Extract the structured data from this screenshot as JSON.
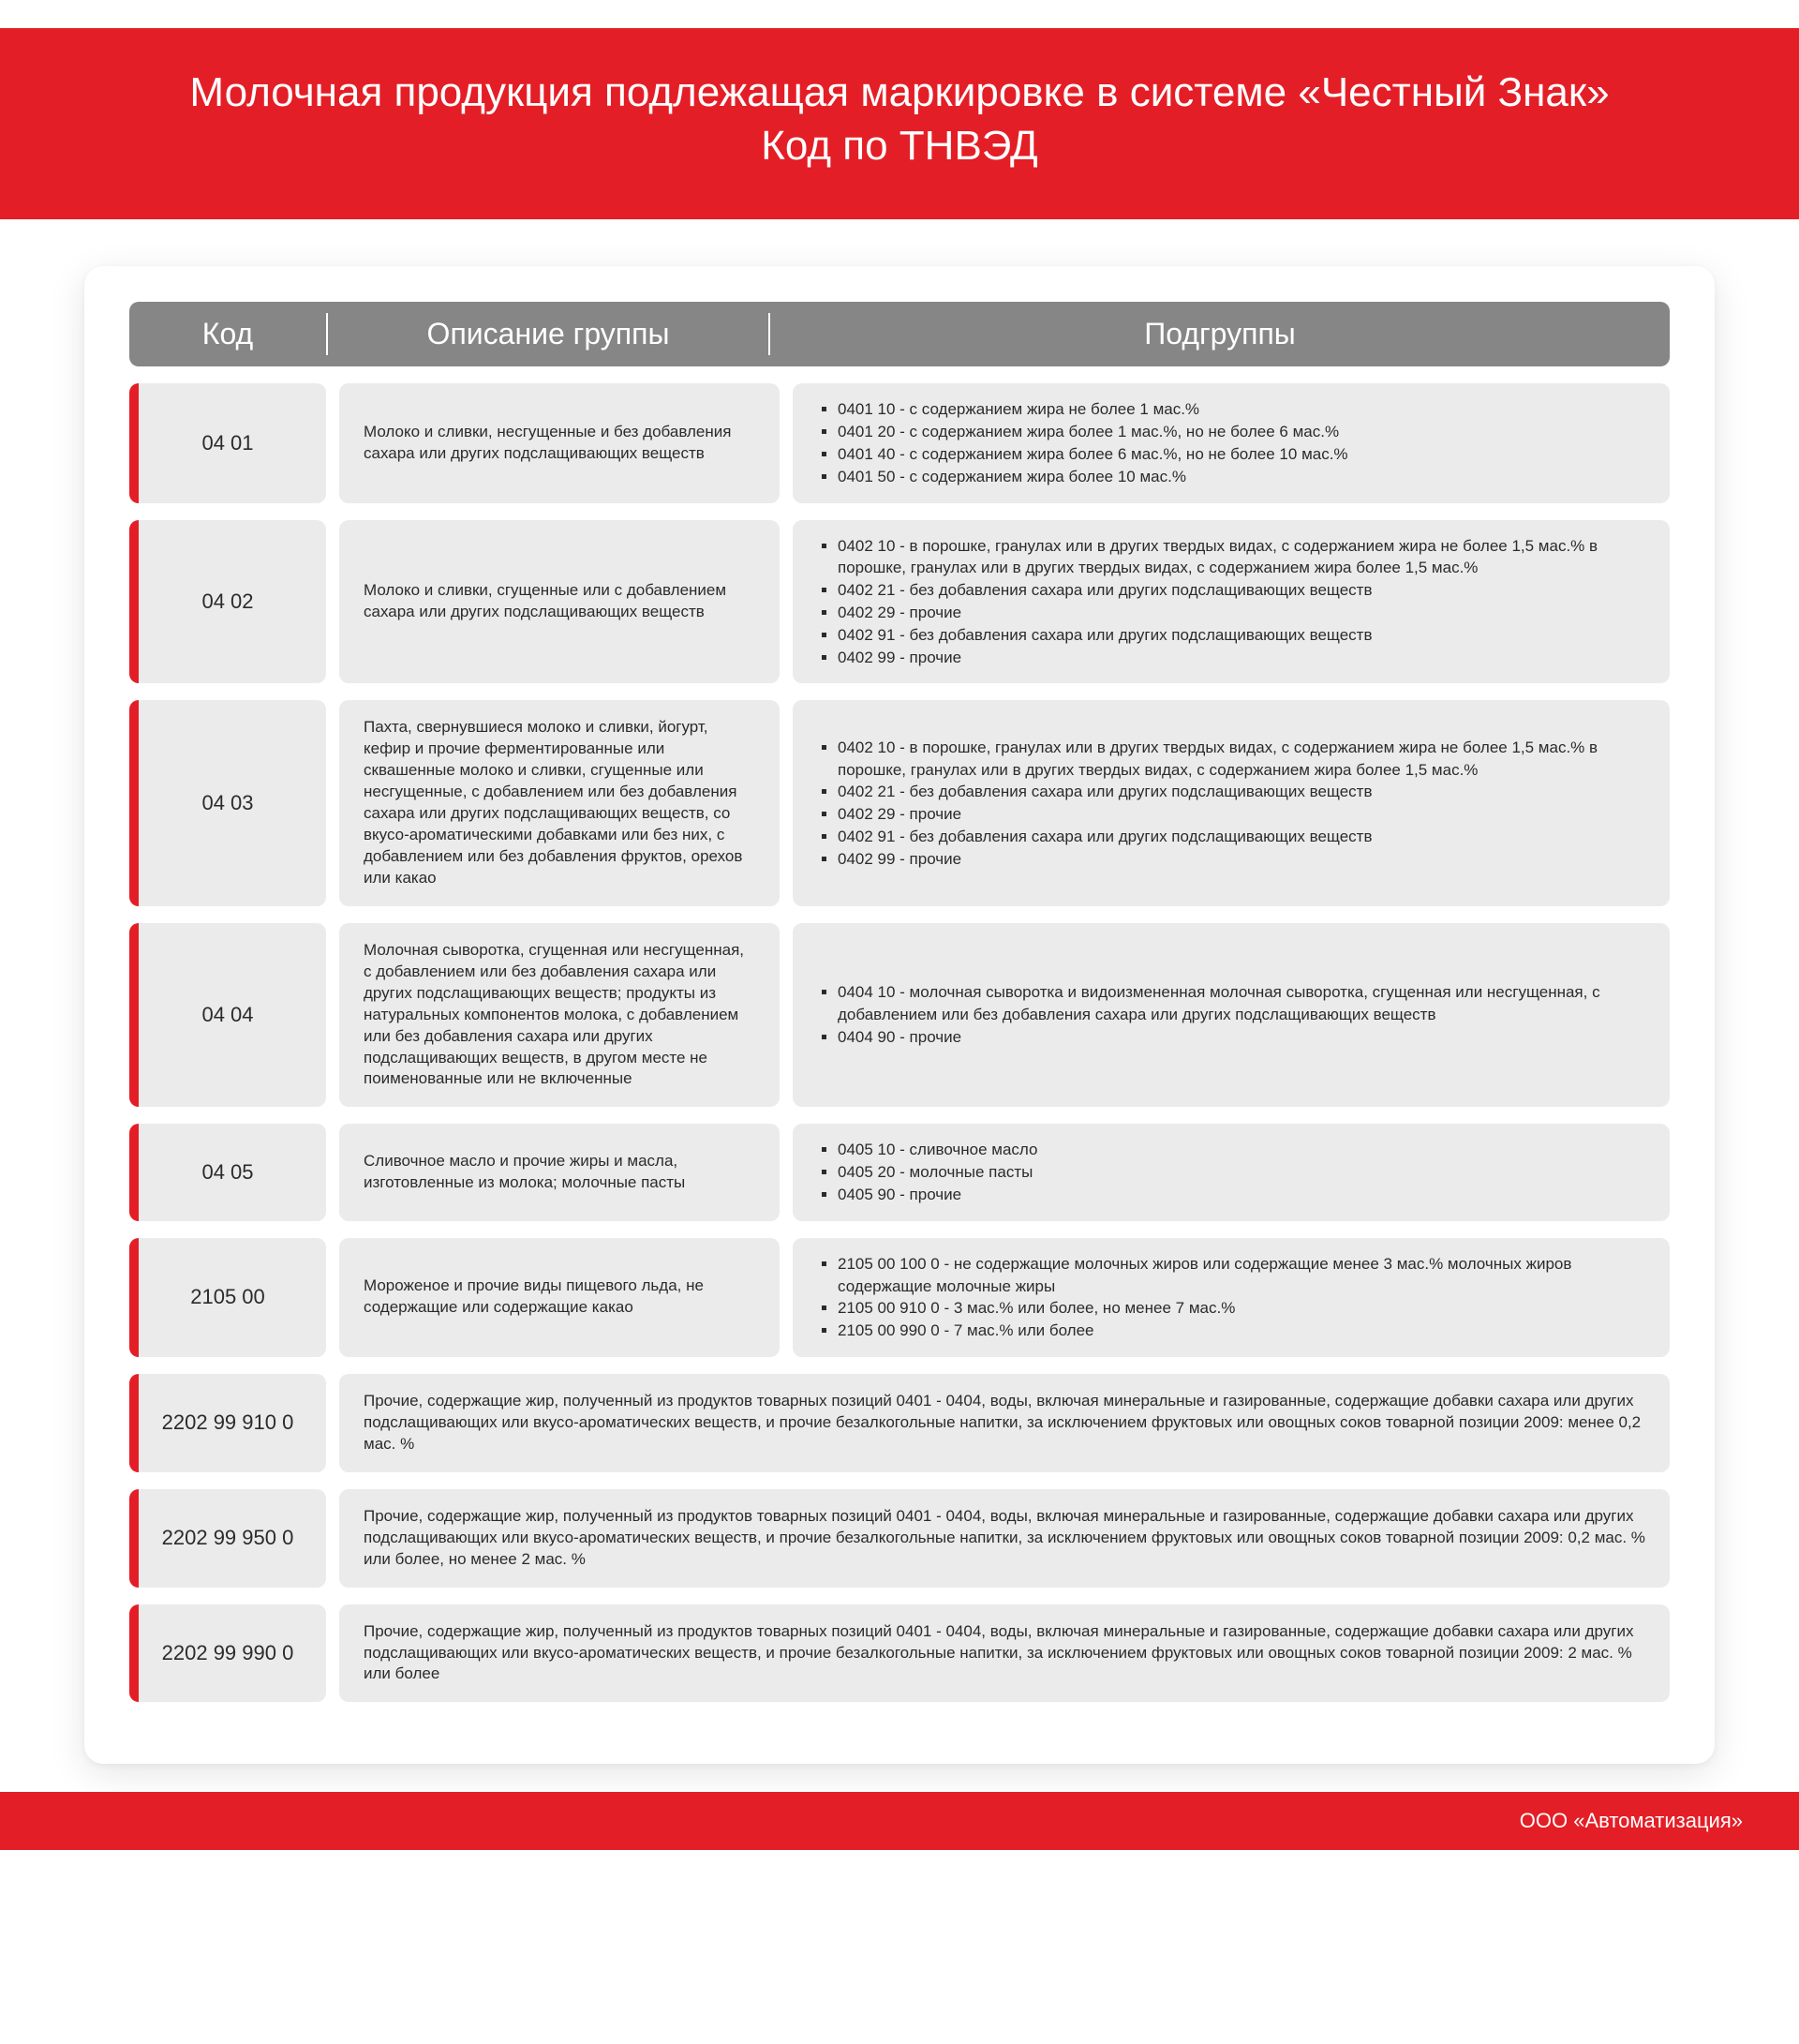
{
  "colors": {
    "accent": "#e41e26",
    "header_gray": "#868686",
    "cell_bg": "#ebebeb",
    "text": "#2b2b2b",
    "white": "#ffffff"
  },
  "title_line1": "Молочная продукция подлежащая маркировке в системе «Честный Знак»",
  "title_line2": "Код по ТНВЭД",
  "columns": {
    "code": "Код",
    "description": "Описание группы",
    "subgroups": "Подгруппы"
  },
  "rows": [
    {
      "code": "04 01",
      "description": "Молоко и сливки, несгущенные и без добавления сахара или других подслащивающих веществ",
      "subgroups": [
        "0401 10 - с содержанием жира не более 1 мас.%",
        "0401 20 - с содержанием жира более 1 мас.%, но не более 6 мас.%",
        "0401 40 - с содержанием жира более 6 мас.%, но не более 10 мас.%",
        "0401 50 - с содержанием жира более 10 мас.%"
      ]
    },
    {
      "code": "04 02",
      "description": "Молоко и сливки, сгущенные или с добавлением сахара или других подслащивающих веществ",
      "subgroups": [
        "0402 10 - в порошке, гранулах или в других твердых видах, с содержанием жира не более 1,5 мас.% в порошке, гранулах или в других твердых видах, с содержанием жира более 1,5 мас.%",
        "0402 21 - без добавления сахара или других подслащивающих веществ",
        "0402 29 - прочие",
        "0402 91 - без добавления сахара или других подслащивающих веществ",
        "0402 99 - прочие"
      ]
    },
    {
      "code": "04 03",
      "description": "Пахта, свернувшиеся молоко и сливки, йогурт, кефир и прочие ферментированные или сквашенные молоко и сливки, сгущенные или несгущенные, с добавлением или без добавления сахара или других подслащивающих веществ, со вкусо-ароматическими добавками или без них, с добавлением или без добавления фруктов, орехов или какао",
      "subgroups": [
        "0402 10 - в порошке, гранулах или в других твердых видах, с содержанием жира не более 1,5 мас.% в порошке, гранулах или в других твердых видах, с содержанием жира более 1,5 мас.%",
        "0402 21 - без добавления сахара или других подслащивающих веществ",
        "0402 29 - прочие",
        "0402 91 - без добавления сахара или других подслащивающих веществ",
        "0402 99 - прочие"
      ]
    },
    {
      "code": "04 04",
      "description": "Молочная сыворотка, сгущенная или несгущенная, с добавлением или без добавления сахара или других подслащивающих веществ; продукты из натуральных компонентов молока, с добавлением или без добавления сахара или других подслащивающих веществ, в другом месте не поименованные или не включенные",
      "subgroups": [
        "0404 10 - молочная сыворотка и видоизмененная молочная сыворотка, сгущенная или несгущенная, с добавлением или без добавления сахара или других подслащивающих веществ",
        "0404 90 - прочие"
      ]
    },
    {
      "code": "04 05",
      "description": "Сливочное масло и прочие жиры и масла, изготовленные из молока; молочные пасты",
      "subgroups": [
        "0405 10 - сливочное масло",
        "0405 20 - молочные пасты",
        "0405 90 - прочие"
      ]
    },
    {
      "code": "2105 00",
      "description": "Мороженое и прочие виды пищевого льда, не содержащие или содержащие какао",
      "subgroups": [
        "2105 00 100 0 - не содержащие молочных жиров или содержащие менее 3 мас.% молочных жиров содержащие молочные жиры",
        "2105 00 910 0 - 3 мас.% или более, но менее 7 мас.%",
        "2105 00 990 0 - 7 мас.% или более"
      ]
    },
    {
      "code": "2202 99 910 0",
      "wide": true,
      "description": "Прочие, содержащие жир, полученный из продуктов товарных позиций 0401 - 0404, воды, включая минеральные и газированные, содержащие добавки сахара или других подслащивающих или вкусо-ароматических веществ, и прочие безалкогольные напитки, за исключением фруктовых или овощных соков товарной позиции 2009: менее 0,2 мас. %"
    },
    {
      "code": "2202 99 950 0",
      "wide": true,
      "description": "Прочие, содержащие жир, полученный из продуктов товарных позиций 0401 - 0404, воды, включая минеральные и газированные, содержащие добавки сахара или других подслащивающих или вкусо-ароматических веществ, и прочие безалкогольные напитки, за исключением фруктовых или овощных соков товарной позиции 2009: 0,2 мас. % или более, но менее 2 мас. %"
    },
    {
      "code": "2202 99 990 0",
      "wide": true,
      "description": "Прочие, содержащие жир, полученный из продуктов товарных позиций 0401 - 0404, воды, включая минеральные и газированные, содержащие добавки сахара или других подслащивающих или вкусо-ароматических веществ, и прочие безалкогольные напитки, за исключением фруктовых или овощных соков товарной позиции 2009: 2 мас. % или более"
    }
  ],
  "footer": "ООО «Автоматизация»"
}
■ ■ ■ ■
- **Set problem**
Strip the images and reproduce the remaining records precisely.

- **Task solution**
Extract the structured data from this screenshot as JSON.
{
  "colors": {
    "accent": "#e41e26",
    "header_gray": "#868686",
    "cell_bg": "#ebebeb",
    "text": "#2b2b2b",
    "white": "#ffffff"
  },
  "title_line1": "Молочная продукция подлежащая маркировке в системе «Честный Знак»",
  "title_line2": "Код по ТНВЭД",
  "columns": {
    "code": "Код",
    "description": "Описание группы",
    "subgroups": "Подгруппы"
  },
  "rows": [
    {
      "code": "04 01",
      "description": "Молоко и сливки, несгущенные и без добавления сахара или других подслащивающих веществ",
      "subgroups": [
        "0401 10 - с содержанием жира не более 1 мас.%",
        "0401 20 - с содержанием жира более 1 мас.%, но не более 6 мас.%",
        "0401 40 - с содержанием жира более 6 мас.%, но не более 10 мас.%",
        "0401 50 - с содержанием жира более 10 мас.%"
      ]
    },
    {
      "code": "04 02",
      "description": "Молоко и сливки, сгущенные или с добавлением сахара или других подслащивающих веществ",
      "subgroups": [
        "0402 10 - в порошке, гранулах или в других твердых видах, с содержанием жира не более 1,5 мас.% в порошке, гранулах или в других твердых видах, с содержанием жира более 1,5 мас.%",
        "0402 21 - без добавления сахара или других подслащивающих веществ",
        "0402 29 - прочие",
        "0402 91 - без добавления сахара или других подслащивающих веществ",
        "0402 99 - прочие"
      ]
    },
    {
      "code": "04 03",
      "description": "Пахта, свернувшиеся молоко и сливки, йогурт, кефир и прочие ферментированные или сквашенные молоко и сливки, сгущенные или несгущенные, с добавлением или без добавления сахара или других подслащивающих веществ, со вкусо-ароматическими добавками или без них, с добавлением или без добавления фруктов, орехов или какао",
      "subgroups": [
        "0402 10 - в порошке, гранулах или в других твердых видах, с содержанием жира не более 1,5 мас.% в порошке, гранулах или в других твердых видах, с содержанием жира более 1,5 мас.%",
        "0402 21 - без добавления сахара или других подслащивающих веществ",
        "0402 29 - прочие",
        "0402 91 - без добавления сахара или других подслащивающих веществ",
        "0402 99 - прочие"
      ]
    },
    {
      "code": "04 04",
      "description": "Молочная сыворотка, сгущенная или несгущенная, с добавлением или без добавления сахара или других подслащивающих веществ; продукты из натуральных компонентов молока, с добавлением или без добавления сахара или других подслащивающих веществ, в другом месте не поименованные или не включенные",
      "subgroups": [
        "0404 10 - молочная сыворотка и видоизмененная молочная сыворотка, сгущенная или несгущенная, с добавлением или без добавления сахара или других подслащивающих веществ",
        "0404 90 - прочие"
      ]
    },
    {
      "code": "04 05",
      "description": "Сливочное масло и прочие жиры и масла, изготовленные из молока; молочные пасты",
      "subgroups": [
        "0405 10 - сливочное масло",
        "0405 20 - молочные пасты",
        "0405 90 - прочие"
      ]
    },
    {
      "code": "2105 00",
      "description": "Мороженое и прочие виды пищевого льда, не содержащие или содержащие какао",
      "subgroups": [
        "2105 00 100 0 - не содержащие молочных жиров или содержащие менее 3 мас.% молочных жиров содержащие молочные жиры",
        "2105 00 910 0 - 3 мас.% или более, но менее 7 мас.%",
        "2105 00 990 0 - 7 мас.% или более"
      ]
    },
    {
      "code": "2202 99 910 0",
      "wide": true,
      "description": "Прочие, содержащие жир, полученный из продуктов товарных позиций 0401 - 0404, воды, включая минеральные и газированные, содержащие добавки сахара или других подслащивающих или вкусо-ароматических веществ, и прочие безалкогольные напитки, за исключением фруктовых или овощных соков товарной позиции 2009: менее 0,2 мас. %"
    },
    {
      "code": "2202 99 950 0",
      "wide": true,
      "description": "Прочие, содержащие жир, полученный из продуктов товарных позиций 0401 - 0404, воды, включая минеральные и газированные, содержащие добавки сахара или других подслащивающих или вкусо-ароматических веществ, и прочие безалкогольные напитки, за исключением фруктовых или овощных соков товарной позиции 2009: 0,2 мас. % или более, но менее 2 мас. %"
    },
    {
      "code": "2202 99 990 0",
      "wide": true,
      "description": "Прочие, содержащие жир, полученный из продуктов товарных позиций 0401 - 0404, воды, включая минеральные и газированные, содержащие добавки сахара или других подслащивающих или вкусо-ароматических веществ, и прочие безалкогольные напитки, за исключением фруктовых или овощных соков товарной позиции 2009: 2 мас. % или более"
    }
  ],
  "footer": "ООО «Автоматизация»"
}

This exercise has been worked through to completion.